## DIRECTIONS
How many lines in the entries below contain "murders"? Answer with the number only.

## PROVIDED RECORDS

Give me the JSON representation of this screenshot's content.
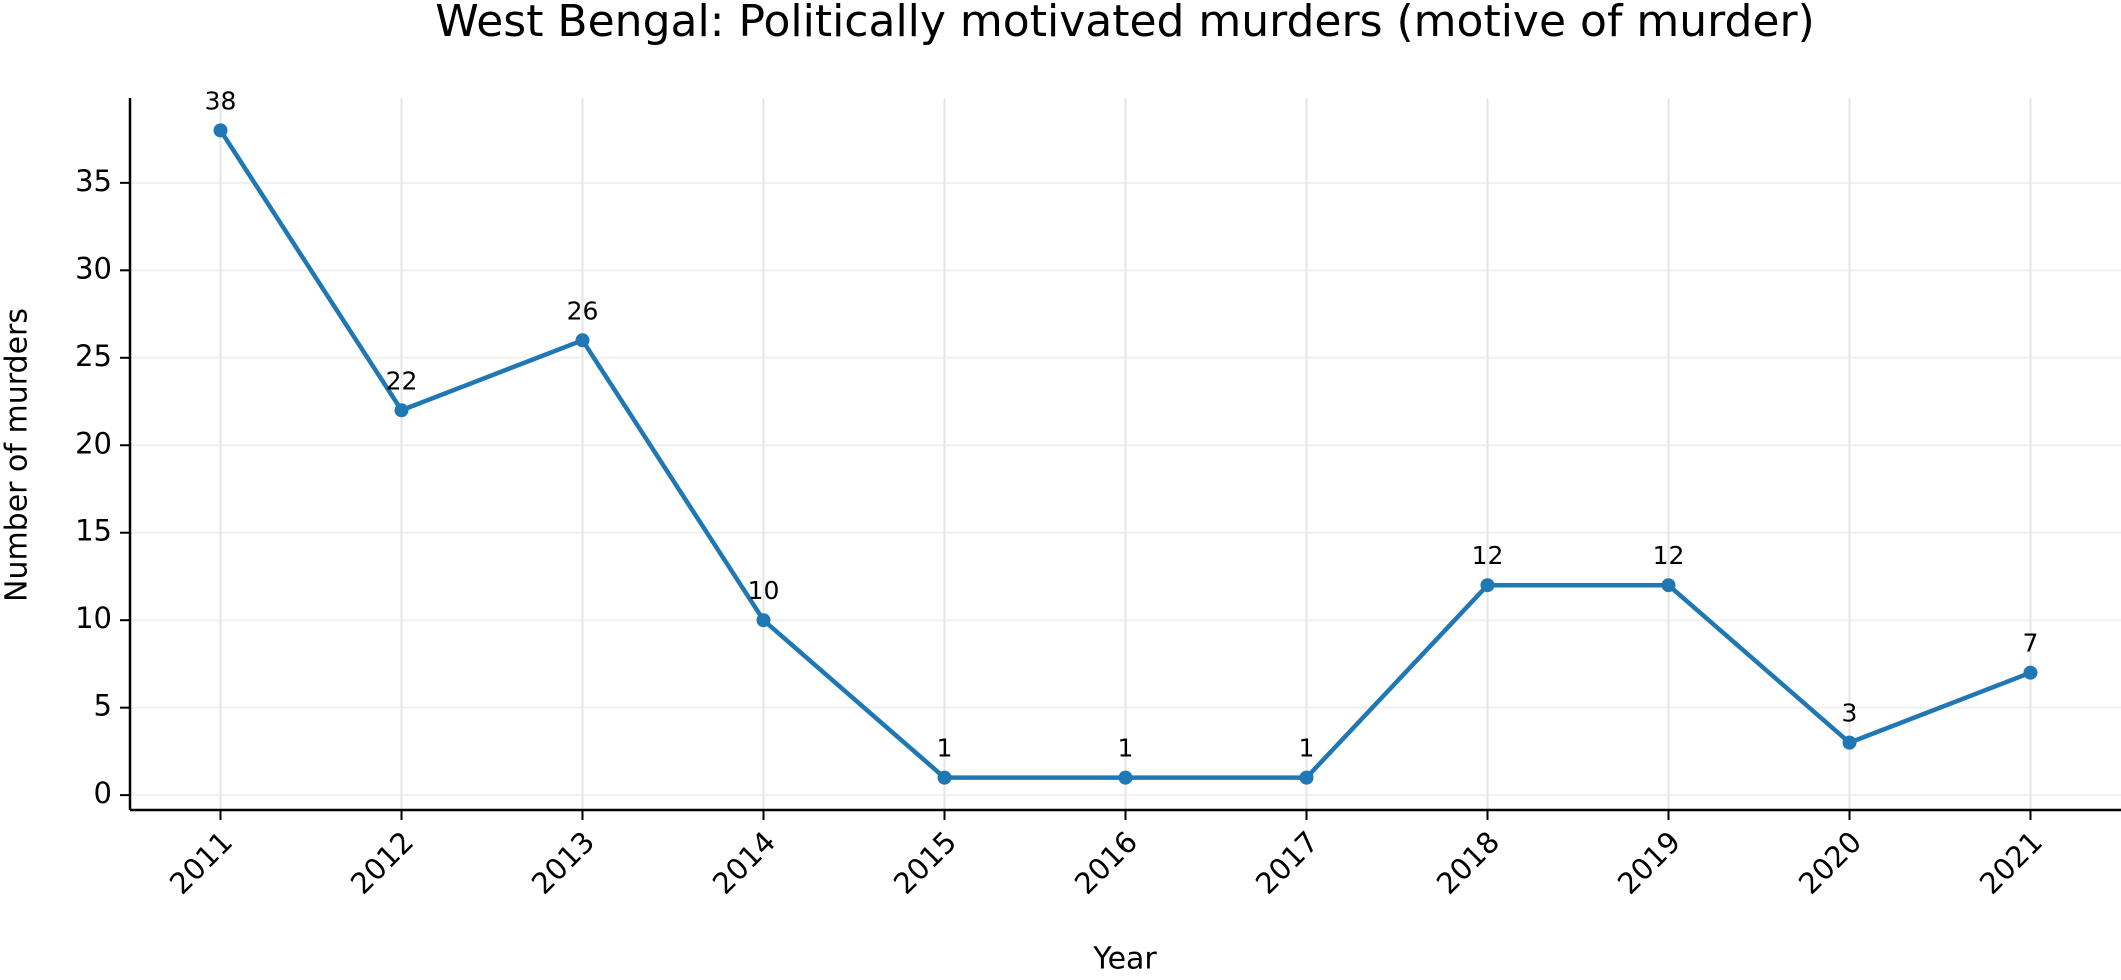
{
  "chart_data": {
    "type": "line",
    "title": "West Bengal: Politically motivated murders (motive of murder)",
    "xlabel": "Year",
    "ylabel": "Number of murders",
    "categories": [
      "2011",
      "2012",
      "2013",
      "2014",
      "2015",
      "2016",
      "2017",
      "2018",
      "2019",
      "2020",
      "2021"
    ],
    "values": [
      38,
      22,
      26,
      10,
      1,
      1,
      1,
      12,
      12,
      3,
      7
    ],
    "color": "#1f77b4",
    "ylim": [
      -0.85,
      39.85
    ],
    "yticks": [
      0,
      5,
      10,
      15,
      20,
      25,
      30,
      35
    ],
    "grid": true
  }
}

## TASK ANSWER
2